• **Data supplied**:
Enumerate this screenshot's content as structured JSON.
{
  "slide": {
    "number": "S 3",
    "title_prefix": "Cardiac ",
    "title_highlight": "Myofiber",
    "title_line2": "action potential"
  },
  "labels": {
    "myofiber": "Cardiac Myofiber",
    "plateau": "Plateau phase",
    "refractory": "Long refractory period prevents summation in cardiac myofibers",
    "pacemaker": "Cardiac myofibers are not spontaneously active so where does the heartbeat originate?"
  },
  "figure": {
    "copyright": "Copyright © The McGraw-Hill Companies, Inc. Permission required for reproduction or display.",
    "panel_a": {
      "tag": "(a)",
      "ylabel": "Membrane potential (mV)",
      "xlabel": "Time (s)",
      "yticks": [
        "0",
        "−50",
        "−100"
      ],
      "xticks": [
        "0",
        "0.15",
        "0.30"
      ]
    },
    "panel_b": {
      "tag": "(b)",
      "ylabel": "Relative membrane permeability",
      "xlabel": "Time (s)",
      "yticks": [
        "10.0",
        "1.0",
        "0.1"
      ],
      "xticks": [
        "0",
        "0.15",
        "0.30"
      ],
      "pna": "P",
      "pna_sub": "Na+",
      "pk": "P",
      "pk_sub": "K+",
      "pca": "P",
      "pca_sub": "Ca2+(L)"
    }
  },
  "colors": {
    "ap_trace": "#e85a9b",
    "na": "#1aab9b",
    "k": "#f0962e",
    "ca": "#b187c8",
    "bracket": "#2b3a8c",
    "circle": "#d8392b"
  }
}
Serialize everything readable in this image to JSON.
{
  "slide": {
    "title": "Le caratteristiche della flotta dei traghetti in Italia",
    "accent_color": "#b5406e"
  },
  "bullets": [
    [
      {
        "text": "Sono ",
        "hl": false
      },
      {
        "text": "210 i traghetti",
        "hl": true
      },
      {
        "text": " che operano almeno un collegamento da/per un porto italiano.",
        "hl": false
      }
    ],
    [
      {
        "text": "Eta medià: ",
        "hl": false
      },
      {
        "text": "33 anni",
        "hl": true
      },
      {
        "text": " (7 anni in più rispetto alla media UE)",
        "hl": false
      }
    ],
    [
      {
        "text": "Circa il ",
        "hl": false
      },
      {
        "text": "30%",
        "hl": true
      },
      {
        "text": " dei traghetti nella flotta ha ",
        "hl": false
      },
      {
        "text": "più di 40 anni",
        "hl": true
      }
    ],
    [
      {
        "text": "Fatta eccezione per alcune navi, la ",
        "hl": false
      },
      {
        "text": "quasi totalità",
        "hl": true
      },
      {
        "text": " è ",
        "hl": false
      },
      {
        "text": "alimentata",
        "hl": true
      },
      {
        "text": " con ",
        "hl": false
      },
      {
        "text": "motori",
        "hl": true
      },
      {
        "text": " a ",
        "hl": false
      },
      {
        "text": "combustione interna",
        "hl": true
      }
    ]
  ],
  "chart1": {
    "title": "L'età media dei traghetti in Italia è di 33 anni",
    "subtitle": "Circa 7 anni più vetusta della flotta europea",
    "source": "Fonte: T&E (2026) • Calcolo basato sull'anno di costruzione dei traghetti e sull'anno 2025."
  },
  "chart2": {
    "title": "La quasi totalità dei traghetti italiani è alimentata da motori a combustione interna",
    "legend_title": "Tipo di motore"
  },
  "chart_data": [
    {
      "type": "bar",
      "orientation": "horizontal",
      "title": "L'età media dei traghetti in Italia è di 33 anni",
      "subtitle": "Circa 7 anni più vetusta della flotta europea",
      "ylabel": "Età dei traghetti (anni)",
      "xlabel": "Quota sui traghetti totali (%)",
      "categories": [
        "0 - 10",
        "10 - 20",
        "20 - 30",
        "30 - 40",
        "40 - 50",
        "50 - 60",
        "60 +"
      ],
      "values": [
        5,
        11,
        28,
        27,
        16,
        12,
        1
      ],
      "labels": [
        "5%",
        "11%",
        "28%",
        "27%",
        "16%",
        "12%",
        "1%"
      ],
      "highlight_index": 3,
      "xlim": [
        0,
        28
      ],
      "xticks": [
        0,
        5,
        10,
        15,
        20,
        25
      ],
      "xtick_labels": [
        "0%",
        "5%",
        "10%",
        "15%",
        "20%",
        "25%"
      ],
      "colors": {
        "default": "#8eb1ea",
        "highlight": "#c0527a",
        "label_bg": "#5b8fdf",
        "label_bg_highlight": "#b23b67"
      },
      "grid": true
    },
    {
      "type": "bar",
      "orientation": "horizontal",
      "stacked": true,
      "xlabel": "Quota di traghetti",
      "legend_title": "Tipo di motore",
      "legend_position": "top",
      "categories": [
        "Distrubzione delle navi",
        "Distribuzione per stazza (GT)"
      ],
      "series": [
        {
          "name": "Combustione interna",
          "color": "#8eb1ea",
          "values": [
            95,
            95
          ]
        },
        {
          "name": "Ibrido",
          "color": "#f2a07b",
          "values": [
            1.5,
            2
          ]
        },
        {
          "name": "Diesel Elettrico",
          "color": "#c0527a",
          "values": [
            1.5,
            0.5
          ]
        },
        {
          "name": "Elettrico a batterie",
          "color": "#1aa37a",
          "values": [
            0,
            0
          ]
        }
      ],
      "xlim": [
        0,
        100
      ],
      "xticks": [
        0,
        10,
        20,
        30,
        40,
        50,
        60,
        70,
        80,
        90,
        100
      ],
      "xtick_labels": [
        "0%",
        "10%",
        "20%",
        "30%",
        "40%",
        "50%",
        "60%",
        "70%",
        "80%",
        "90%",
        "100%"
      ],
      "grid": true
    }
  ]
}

• **Description of the task**: Write out all the data again, exactly as it appears.

• **Written answer**:
Enumerate this screenshot's content as structured JSON.
{
  "slide": {
    "number": "S 3",
    "title_prefix": "Cardiac ",
    "title_highlight": "Myofiber",
    "title_line2": "action potential"
  },
  "labels": {
    "myofiber": "Cardiac Myofiber",
    "plateau": "Plateau phase",
    "refractory": "Long refractory period prevents summation in cardiac myofibers",
    "pacemaker": "Cardiac myofibers are not spontaneously active so where does the heartbeat originate?"
  },
  "figure": {
    "copyright": "Copyright © The McGraw-Hill Companies, Inc. Permission required for reproduction or display.",
    "panel_a": {
      "tag": "(a)",
      "ylabel": "Membrane potential (mV)",
      "xlabel": "Time (s)",
      "yticks": [
        "0",
        "−50",
        "−100"
      ],
      "xticks": [
        "0",
        "0.15",
        "0.30"
      ]
    },
    "panel_b": {
      "tag": "(b)",
      "ylabel": "Relative membrane permeability",
      "xlabel": "Time (s)",
      "yticks": [
        "10.0",
        "1.0",
        "0.1"
      ],
      "xticks": [
        "0",
        "0.15",
        "0.30"
      ],
      "pna": "P",
      "pna_sub": "Na+",
      "pk": "P",
      "pk_sub": "K+",
      "pca": "P",
      "pca_sub": "Ca2+(L)"
    }
  },
  "colors": {
    "ap_trace": "#e85a9b",
    "na": "#1aab9b",
    "k": "#f0962e",
    "ca": "#b187c8",
    "bracket": "#2b3a8c",
    "circle": "#d8392b"
  }
}
Serialize everything readable in this image to JSON.
{
  "slide": {
    "title": "Le caratteristiche della flotta dei traghetti in Italia",
    "accent_color": "#b5406e"
  },
  "bullets": [
    [
      {
        "text": "Sono ",
        "hl": false
      },
      {
        "text": "210 i traghetti",
        "hl": true
      },
      {
        "text": " che operano almeno un collegamento da/per un porto italiano.",
        "hl": false
      }
    ],
    [
      {
        "text": "Eta medià: ",
        "hl": false
      },
      {
        "text": "33 anni",
        "hl": true
      },
      {
        "text": " (7 anni in più rispetto alla media UE)",
        "hl": false
      }
    ],
    [
      {
        "text": "Circa il ",
        "hl": false
      },
      {
        "text": "30%",
        "hl": true
      },
      {
        "text": " dei traghetti nella flotta ha ",
        "hl": false
      },
      {
        "text": "più di 40 anni",
        "hl": true
      }
    ],
    [
      {
        "text": "Fatta eccezione per alcune navi, la ",
        "hl": false
      },
      {
        "text": "quasi totalità",
        "hl": true
      },
      {
        "text": " è ",
        "hl": false
      },
      {
        "text": "alimentata",
        "hl": true
      },
      {
        "text": " con ",
        "hl": false
      },
      {
        "text": "motori",
        "hl": true
      },
      {
        "text": " a ",
        "hl": false
      },
      {
        "text": "combustione interna",
        "hl": true
      }
    ]
  ],
  "chart1": {
    "title": "L'età media dei traghetti in Italia è di 33 anni",
    "subtitle": "Circa 7 anni più vetusta della flotta europea",
    "source": "Fonte: T&E (2026) • Calcolo basato sull'anno di costruzione dei traghetti e sull'anno 2025."
  },
  "chart2": {
    "title": "La quasi totalità dei traghetti italiani è alimentata da motori a combustione interna",
    "legend_title": "Tipo di motore"
  },
  "chart_data": [
    {
      "type": "bar",
      "orientation": "horizontal",
      "title": "L'età media dei traghetti in Italia è di 33 anni",
      "subtitle": "Circa 7 anni più vetusta della flotta europea",
      "ylabel": "Età dei traghetti (anni)",
      "xlabel": "Quota sui traghetti totali (%)",
      "categories": [
        "0 - 10",
        "10 - 20",
        "20 - 30",
        "30 - 40",
        "40 - 50",
        "50 - 60",
        "60 +"
      ],
      "values": [
        5,
        11,
        28,
        27,
        16,
        12,
        1
      ],
      "labels": [
        "5%",
        "11%",
        "28%",
        "27%",
        "16%",
        "12%",
        "1%"
      ],
      "highlight_index": 3,
      "xlim": [
        0,
        28
      ],
      "xticks": [
        0,
        5,
        10,
        15,
        20,
        25
      ],
      "xtick_labels": [
        "0%",
        "5%",
        "10%",
        "15%",
        "20%",
        "25%"
      ],
      "colors": {
        "default": "#8eb1ea",
        "highlight": "#c0527a",
        "label_bg": "#5b8fdf",
        "label_bg_highlight": "#b23b67"
      },
      "grid": true
    },
    {
      "type": "bar",
      "orientation": "horizontal",
      "stacked": true,
      "xlabel": "Quota di traghetti",
      "legend_title": "Tipo di motore",
      "legend_position": "top",
      "categories": [
        "Distrubzione delle navi",
        "Distribuzione per stazza (GT)"
      ],
      "series": [
        {
          "name": "Combustione interna",
          "color": "#8eb1ea",
          "values": [
            95,
            95
          ]
        },
        {
          "name": "Ibrido",
          "color": "#f2a07b",
          "values": [
            1.5,
            2
          ]
        },
        {
          "name": "Diesel Elettrico",
          "color": "#c0527a",
          "values": [
            1.5,
            0.5
          ]
        },
        {
          "name": "Elettrico a batterie",
          "color": "#1aa37a",
          "values": [
            0,
            0
          ]
        }
      ],
      "xlim": [
        0,
        100
      ],
      "xticks": [
        0,
        10,
        20,
        30,
        40,
        50,
        60,
        70,
        80,
        90,
        100
      ],
      "xtick_labels": [
        "0%",
        "10%",
        "20%",
        "30%",
        "40%",
        "50%",
        "60%",
        "70%",
        "80%",
        "90%",
        "100%"
      ],
      "grid": true
    }
  ]
}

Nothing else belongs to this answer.